Print each of the entries exactly, leaving nothing out.

*Data extract*.
────────

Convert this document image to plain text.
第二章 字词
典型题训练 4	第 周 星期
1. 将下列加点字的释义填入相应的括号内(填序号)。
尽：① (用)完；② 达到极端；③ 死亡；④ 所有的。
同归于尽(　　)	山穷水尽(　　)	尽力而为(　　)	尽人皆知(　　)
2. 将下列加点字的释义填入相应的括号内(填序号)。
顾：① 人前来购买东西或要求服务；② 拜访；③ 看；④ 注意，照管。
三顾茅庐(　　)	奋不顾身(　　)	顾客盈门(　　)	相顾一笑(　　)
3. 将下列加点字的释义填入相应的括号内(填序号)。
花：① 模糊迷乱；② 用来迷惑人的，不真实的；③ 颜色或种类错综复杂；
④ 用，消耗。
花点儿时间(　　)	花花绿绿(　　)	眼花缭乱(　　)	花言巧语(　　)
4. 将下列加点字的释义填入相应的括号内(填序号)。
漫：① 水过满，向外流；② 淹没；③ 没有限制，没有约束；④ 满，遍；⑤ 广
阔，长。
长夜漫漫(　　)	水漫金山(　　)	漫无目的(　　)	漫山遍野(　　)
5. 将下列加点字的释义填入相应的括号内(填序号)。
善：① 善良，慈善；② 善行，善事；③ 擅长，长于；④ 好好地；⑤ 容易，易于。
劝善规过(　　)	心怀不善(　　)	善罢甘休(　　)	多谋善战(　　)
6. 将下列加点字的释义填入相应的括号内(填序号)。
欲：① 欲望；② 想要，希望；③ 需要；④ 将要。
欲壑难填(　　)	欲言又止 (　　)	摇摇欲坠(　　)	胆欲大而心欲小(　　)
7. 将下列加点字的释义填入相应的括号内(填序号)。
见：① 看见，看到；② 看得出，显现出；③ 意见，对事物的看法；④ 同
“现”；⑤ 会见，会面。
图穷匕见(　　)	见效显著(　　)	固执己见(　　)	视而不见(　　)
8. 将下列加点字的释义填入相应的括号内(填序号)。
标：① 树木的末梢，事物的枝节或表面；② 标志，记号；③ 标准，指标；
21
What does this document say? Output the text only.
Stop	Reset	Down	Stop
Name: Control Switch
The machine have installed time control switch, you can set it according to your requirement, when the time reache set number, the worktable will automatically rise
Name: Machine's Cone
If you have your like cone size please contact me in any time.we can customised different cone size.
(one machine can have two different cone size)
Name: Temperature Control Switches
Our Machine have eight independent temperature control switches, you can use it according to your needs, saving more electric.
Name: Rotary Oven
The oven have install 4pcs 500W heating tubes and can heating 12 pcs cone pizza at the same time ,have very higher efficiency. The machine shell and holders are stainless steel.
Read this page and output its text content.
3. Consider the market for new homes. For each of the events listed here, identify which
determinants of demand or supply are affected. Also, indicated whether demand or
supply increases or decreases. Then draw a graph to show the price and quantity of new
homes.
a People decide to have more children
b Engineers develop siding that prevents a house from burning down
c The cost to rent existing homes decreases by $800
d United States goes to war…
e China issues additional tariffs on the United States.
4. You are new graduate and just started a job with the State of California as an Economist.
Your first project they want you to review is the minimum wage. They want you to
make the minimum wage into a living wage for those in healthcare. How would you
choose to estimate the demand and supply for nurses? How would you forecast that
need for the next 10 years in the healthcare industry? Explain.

────────

*Correct result*.
Convert this document image to plain text.
第二章 字词
典型题训练 4	第 周 星期
1. 将下列加点字的释义填入相应的括号内(填序号)。
尽：① (用)完；② 达到极端；③ 死亡；④ 所有的。
同归于尽(　　)	山穷水尽(　　)	尽力而为(　　)	尽人皆知(　　)
2. 将下列加点字的释义填入相应的括号内(填序号)。
顾：① 人前来购买东西或要求服务；② 拜访；③ 看；④ 注意，照管。
三顾茅庐(　　)	奋不顾身(　　)	顾客盈门(　　)	相顾一笑(　　)
3. 将下列加点字的释义填入相应的括号内(填序号)。
花：① 模糊迷乱；② 用来迷惑人的，不真实的；③ 颜色或种类错综复杂；
④ 用，消耗。
花点儿时间(　　)	花花绿绿(　　)	眼花缭乱(　　)	花言巧语(　　)
4. 将下列加点字的释义填入相应的括号内(填序号)。
漫：① 水过满，向外流；② 淹没；③ 没有限制，没有约束；④ 满，遍；⑤ 广
阔，长。
长夜漫漫(　　)	水漫金山(　　)	漫无目的(　　)	漫山遍野(　　)
5. 将下列加点字的释义填入相应的括号内(填序号)。
善：① 善良，慈善；② 善行，善事；③ 擅长，长于；④ 好好地；⑤ 容易，易于。
劝善规过(　　)	心怀不善(　　)	善罢甘休(　　)	多谋善战(　　)
6. 将下列加点字的释义填入相应的括号内(填序号)。
欲：① 欲望；② 想要，希望；③ 需要；④ 将要。
欲壑难填(　　)	欲言又止 (　　)	摇摇欲坠(　　)	胆欲大而心欲小(　　)
7. 将下列加点字的释义填入相应的括号内(填序号)。
见：① 看见，看到；② 看得出，显现出；③ 意见，对事物的看法；④ 同
“现”；⑤ 会见，会面。
图穷匕见(　　)	见效显著(　　)	固执己见(　　)	视而不见(　　)
8. 将下列加点字的释义填入相应的括号内(填序号)。
标：① 树木的末梢，事物的枝节或表面；② 标志，记号；③ 标准，指标；
21
What does this document say? Output the text only.
Stop	Reset	Down	Stop
Name: Control Switch
The machine have installed time control switch, you can set it according to your requirement, when the time reache set number, the worktable will automatically rise
Name: Machine's Cone
If you have your like cone size please contact me in any time.we can customised different cone size.
(one machine can have two different cone size)
Name: Temperature Control Switches
Our Machine have eight independent temperature control switches, you can use it according to your needs, saving more electric.
Name: Rotary Oven
The oven have install 4pcs 500W heating tubes and can heating 12 pcs cone pizza at the same time ,have very higher efficiency. The machine shell and holders are stainless steel.
Read this page and output its text content.
3. Consider the market for new homes. For each of the events listed here, identify which
determinants of demand or supply are affected. Also, indicated whether demand or
supply increases or decreases. Then draw a graph to show the price and quantity of new
homes.
a People decide to have more children
b Engineers develop siding that prevents a house from burning down
c The cost to rent existing homes decreases by $800
d United States goes to war…
e China issues additional tariffs on the United States.
4. You are new graduate and just started a job with the State of California as an Economist.
Your first project they want you to review is the minimum wage. They want you to
make the minimum wage into a living wage for those in healthcare. How would you
choose to estimate the demand and supply for nurses? How would you forecast that
need for the next 10 years in the healthcare industry? Explain.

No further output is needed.